▶ _TASK TO CARRY OUT_: Search the data for the word "Soft" and copy every line that contains it.

▶ _SUPPLIED DATA_:
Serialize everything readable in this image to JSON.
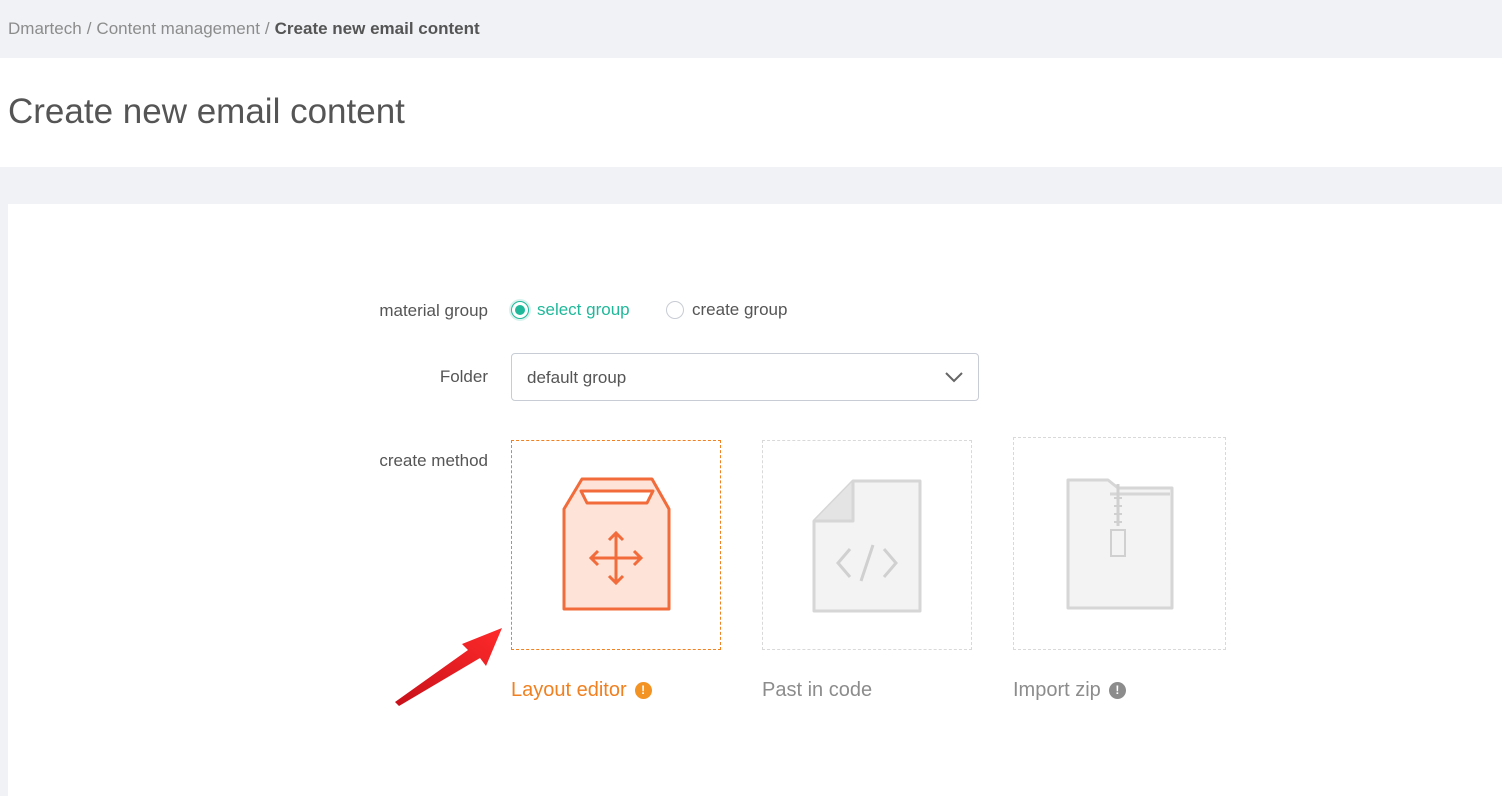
{
  "breadcrumb": {
    "items": [
      "Dmartech",
      "Content management",
      "Create new email content"
    ],
    "separator": "/"
  },
  "page": {
    "title": "Create new email content"
  },
  "form": {
    "material_group_label": "material group",
    "radio_options": [
      {
        "label": "select group",
        "checked": true
      },
      {
        "label": "create group",
        "checked": false
      }
    ],
    "folder_label": "Folder",
    "folder_value": "default group",
    "create_method_label": "create method",
    "methods": [
      {
        "label": "Layout editor",
        "icon": "layout-box-icon",
        "selected": true,
        "info": "!"
      },
      {
        "label": "Past in code",
        "icon": "code-file-icon",
        "selected": false
      },
      {
        "label": "Import zip",
        "icon": "zip-file-icon",
        "selected": false,
        "info": "!"
      }
    ]
  },
  "colors": {
    "accent_green": "#20b89a",
    "accent_orange": "#f08020",
    "annotation_red": "#e8141c"
  }
}
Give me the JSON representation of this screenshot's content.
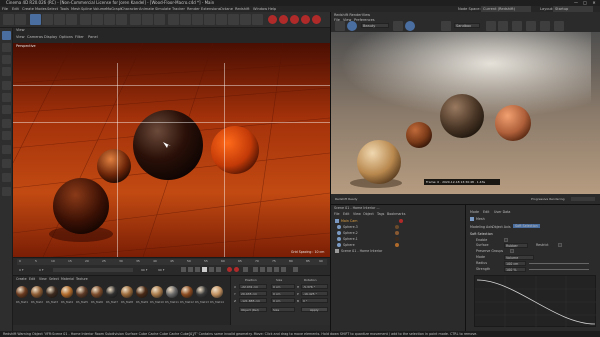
{
  "window": {
    "title": "Cinema 4D R20.026 (RC) - [Non-Commercial License for Joren Kandel] - [Wood-Floor-Macro.c4d *] - Main",
    "controls": [
      "—",
      "□",
      "✕"
    ]
  },
  "menu": [
    "File",
    "Edit",
    "Create",
    "Modes",
    "Select",
    "Tools",
    "Mesh",
    "Spline",
    "Volume",
    "MoGraph",
    "Character",
    "Animate",
    "Simulate",
    "Tracker",
    "Render",
    "Extensions",
    "Octane",
    "Redshift",
    "Window",
    "Help"
  ],
  "node_space": {
    "label": "Node Space:",
    "value": "Current (Redshift)",
    "layout_label": "Layout:",
    "layout_value": "Startup"
  },
  "viewport": {
    "panel_label": "View",
    "menu": [
      "View",
      "Cameras",
      "Display",
      "Options",
      "Filter",
      "Panel"
    ],
    "camera_label": "Perspective",
    "grid_spacing": "Grid Spacing : 10 cm"
  },
  "renderview": {
    "title": "Redshift RenderView",
    "menu": [
      "File",
      "View",
      "Preferences"
    ],
    "display": "Beauty",
    "cam": "Sandbox",
    "frame_info": "Frame: 0 · 2020-12-18 13:30:48 · 1.43s",
    "footer_left": "Redshift Ready",
    "footer_right": "Progressive Rendering"
  },
  "timeline": {
    "ticks": [
      "0",
      "5",
      "10",
      "15",
      "20",
      "25",
      "30",
      "35",
      "40",
      "45",
      "50",
      "55",
      "60",
      "65",
      "70",
      "75",
      "80",
      "85",
      "90"
    ],
    "start": "0 F",
    "current": "0 F",
    "end": "90 F",
    "end2": "90 F"
  },
  "materials": {
    "menu": [
      "Create",
      "Edit",
      "View",
      "Select",
      "Material",
      "Texture"
    ],
    "items": [
      "RS_Mat1",
      "RS_Mat2",
      "RS_Mat3",
      "RS_Mat4",
      "RS_Mat5",
      "RS_Mat6",
      "RS_Mat7",
      "RS_Mat8",
      "RS_Mat9",
      "RS_Mat10",
      "RS_Mat11",
      "RS_Mat12",
      "RS_Mat13",
      "RS_Mat14"
    ],
    "colors": [
      "#6a3a1e",
      "#8a5a32",
      "#3d2a1e",
      "#b06a2a",
      "#5e3a26",
      "#7a4a2a",
      "#2f2f2f",
      "#9a6a3a",
      "#4a2a16",
      "#a87a4a",
      "#6a6a6a",
      "#8a4a20",
      "#3a3a3a",
      "#c09060"
    ]
  },
  "coordinates": {
    "headers": [
      "Position",
      "Size",
      "Rotation"
    ],
    "rows": [
      {
        "axis": "X",
        "pos": "-22.031 cm",
        "size": "0 cm",
        "rot_axis": "H",
        "rot": "-5.376 °"
      },
      {
        "axis": "Y",
        "pos": "20.435 cm",
        "size": "0 cm",
        "rot_axis": "P",
        "rot": "-16.425 °"
      },
      {
        "axis": "Z",
        "pos": "-121.885 cm",
        "size": "0 cm",
        "rot_axis": "B",
        "rot": "0 °"
      }
    ],
    "mode": "Object (Rel)",
    "size_mode": "Size",
    "apply": "Apply"
  },
  "objects": {
    "breadcrumb": "Scene 01 - Home Interior ...",
    "menu": [
      "File",
      "Edit",
      "View",
      "Object",
      "Tags",
      "Bookmarks"
    ],
    "items": [
      "Main Cam",
      "Sphere.3",
      "Sphere.2",
      "Sphere.1",
      "Sphere",
      "Scene 01 - Home Interior"
    ]
  },
  "attributes": {
    "menu": [
      "Mode",
      "Edit",
      "User Data"
    ],
    "object_title": "Mesh",
    "tabs": [
      "Modeling Axis",
      "Object Axis",
      "Soft Selection"
    ],
    "section": "Soft Selection",
    "rows": [
      {
        "label": "Enable",
        "value": ""
      },
      {
        "label": "Surface",
        "value": "Rubber"
      },
      {
        "label": "Restrict",
        "value": ""
      },
      {
        "label": "Preserve Groups",
        "value": ""
      },
      {
        "label": "Mode",
        "value": "Volume"
      },
      {
        "label": "Radius",
        "value": "100 cm"
      },
      {
        "label": "Strength",
        "value": "100 %"
      },
      {
        "label": "Width",
        "value": "50 %"
      },
      {
        "label": "Falloff",
        "value": "Linear"
      }
    ]
  },
  "status": {
    "text": "Redshift Warning Object 'VFR:Scene 01 - Home Interior Room Subdivision Surface Cube Cache Cube Cache Cube[0]/T' Contains some invalid geometry.    Move: Click and drag to move elements. Hold down SHIFT to quantize movement / add to the selection in point mode. CTRL to remove."
  },
  "colors": {
    "accent": "#4a6ea0",
    "record": "#b02a2a",
    "floor": "#8a2a0a"
  }
}
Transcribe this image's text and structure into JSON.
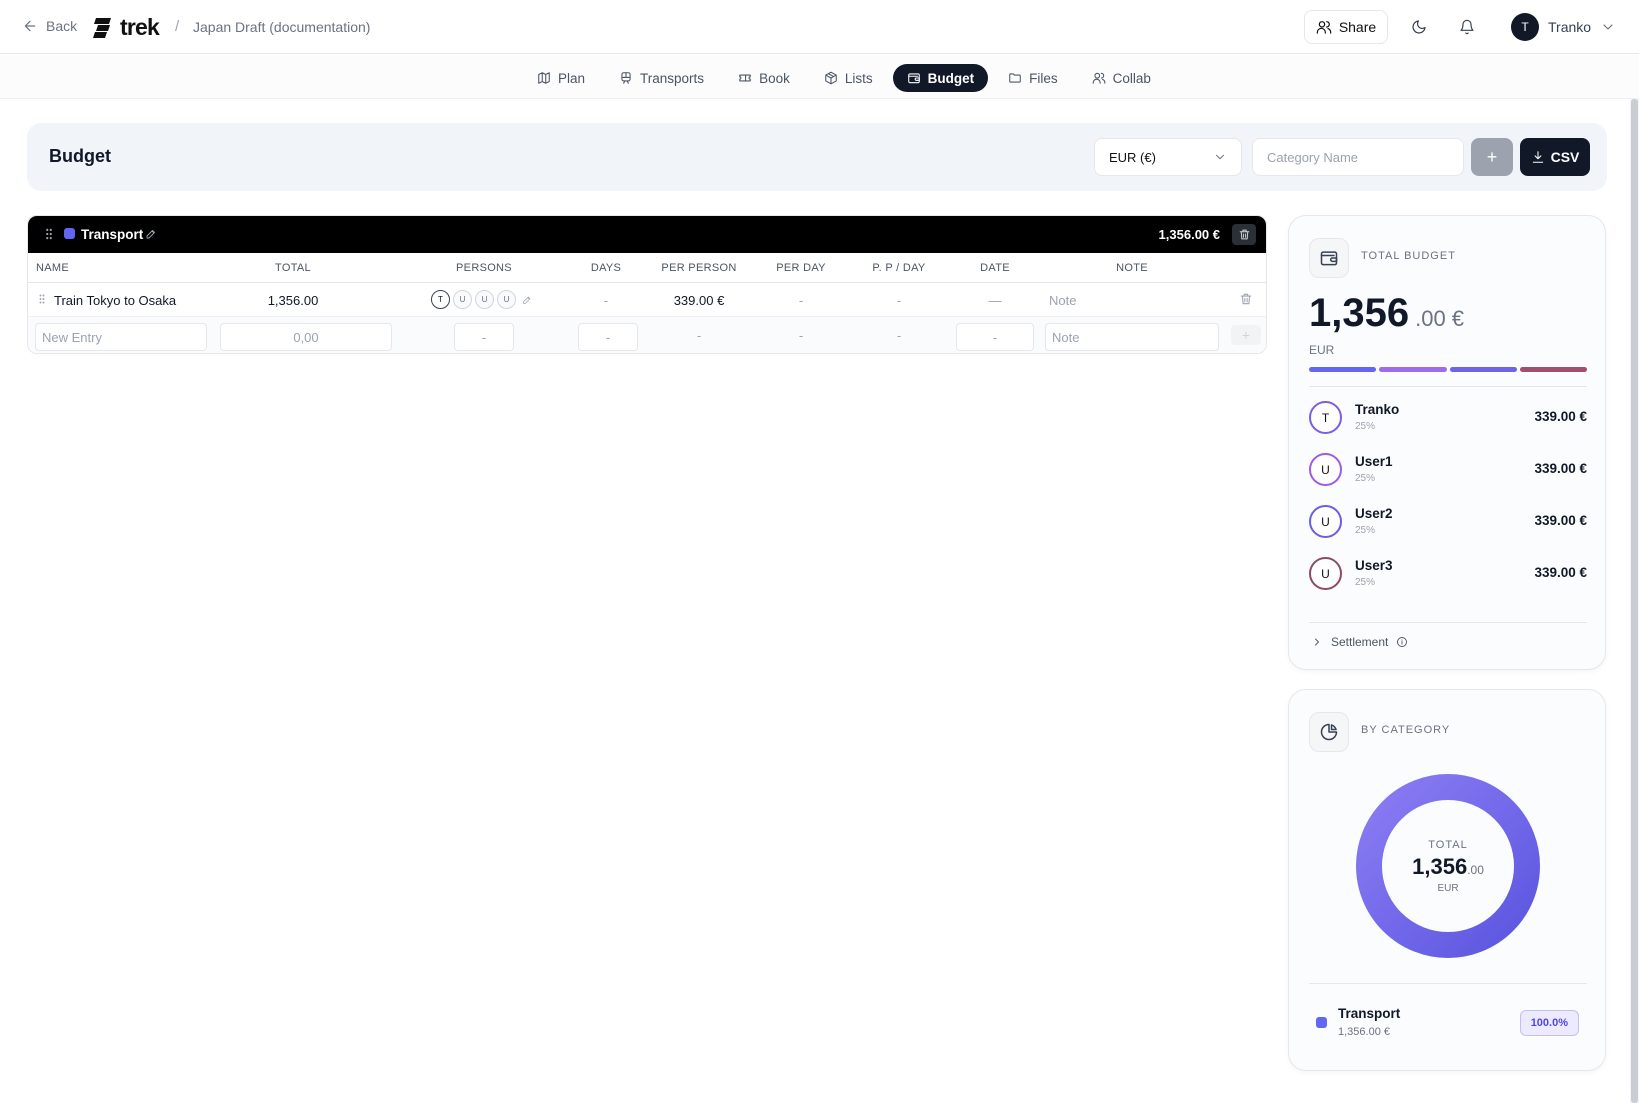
{
  "header": {
    "back_label": "Back",
    "logo_text": "trek",
    "breadcrumb_sep": "/",
    "trip_title": "Japan Draft (documentation)",
    "share_label": "Share",
    "user_initial": "T",
    "user_name": "Tranko"
  },
  "tabs": [
    {
      "label": "Plan",
      "icon": "map-icon"
    },
    {
      "label": "Transports",
      "icon": "train-icon"
    },
    {
      "label": "Book",
      "icon": "ticket-icon"
    },
    {
      "label": "Lists",
      "icon": "package-icon"
    },
    {
      "label": "Budget",
      "icon": "wallet-icon",
      "active": true
    },
    {
      "label": "Files",
      "icon": "folder-icon"
    },
    {
      "label": "Collab",
      "icon": "users-icon"
    }
  ],
  "budget": {
    "title": "Budget",
    "currency_selected": "EUR (€)",
    "category_placeholder": "Category Name",
    "add_label": "+",
    "csv_label": "CSV"
  },
  "category": {
    "name": "Transport",
    "color": "#6366f1",
    "total": "1,356.00 €",
    "columns": [
      "NAME",
      "TOTAL",
      "PERSONS",
      "DAYS",
      "PER PERSON",
      "PER DAY",
      "P. P / DAY",
      "DATE",
      "NOTE"
    ],
    "entry": {
      "name": "Train Tokyo to Osaka",
      "total": "1,356.00",
      "persons": [
        "T",
        "U",
        "U",
        "U"
      ],
      "days": "-",
      "per_person": "339.00 €",
      "per_day": "-",
      "pp_day": "-",
      "date": "—",
      "note": "Note"
    },
    "new_entry": {
      "name_placeholder": "New Entry",
      "total_placeholder": "0,00",
      "persons_placeholder": "-",
      "days_placeholder": "-",
      "per_person": "-",
      "per_day": "-",
      "pp_day": "-",
      "date_placeholder": "-",
      "note_placeholder": "Note",
      "add_label": "+"
    }
  },
  "total_budget": {
    "label": "TOTAL BUDGET",
    "amount_int": "1,356",
    "amount_dec": ".00 €",
    "currency": "EUR",
    "segment_colors": [
      "#6366f1",
      "#9f6bea",
      "#6e64e6",
      "#a0506a"
    ],
    "persons": [
      {
        "initial": "T",
        "name": "Tranko",
        "pct": "25%",
        "amount": "339.00 €",
        "color": "#7c5ce8"
      },
      {
        "initial": "U",
        "name": "User1",
        "pct": "25%",
        "amount": "339.00 €",
        "color": "#9b5de5"
      },
      {
        "initial": "U",
        "name": "User2",
        "pct": "25%",
        "amount": "339.00 €",
        "color": "#6a5ee6"
      },
      {
        "initial": "U",
        "name": "User3",
        "pct": "25%",
        "amount": "339.00 €",
        "color": "#8e4a5e"
      }
    ],
    "settlement_label": "Settlement"
  },
  "by_category": {
    "label": "BY CATEGORY",
    "donut_total_label": "TOTAL",
    "donut_int": "1,356",
    "donut_dec": ".00",
    "donut_currency": "EUR",
    "items": [
      {
        "name": "Transport",
        "amount": "1,356.00 €",
        "pct": "100.0%",
        "value": 100,
        "color": "#6366f1"
      }
    ]
  }
}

▶ _OUTPUT FOR THIS TASK_:
      "Soft Selection"
    "section": "Soft Selection",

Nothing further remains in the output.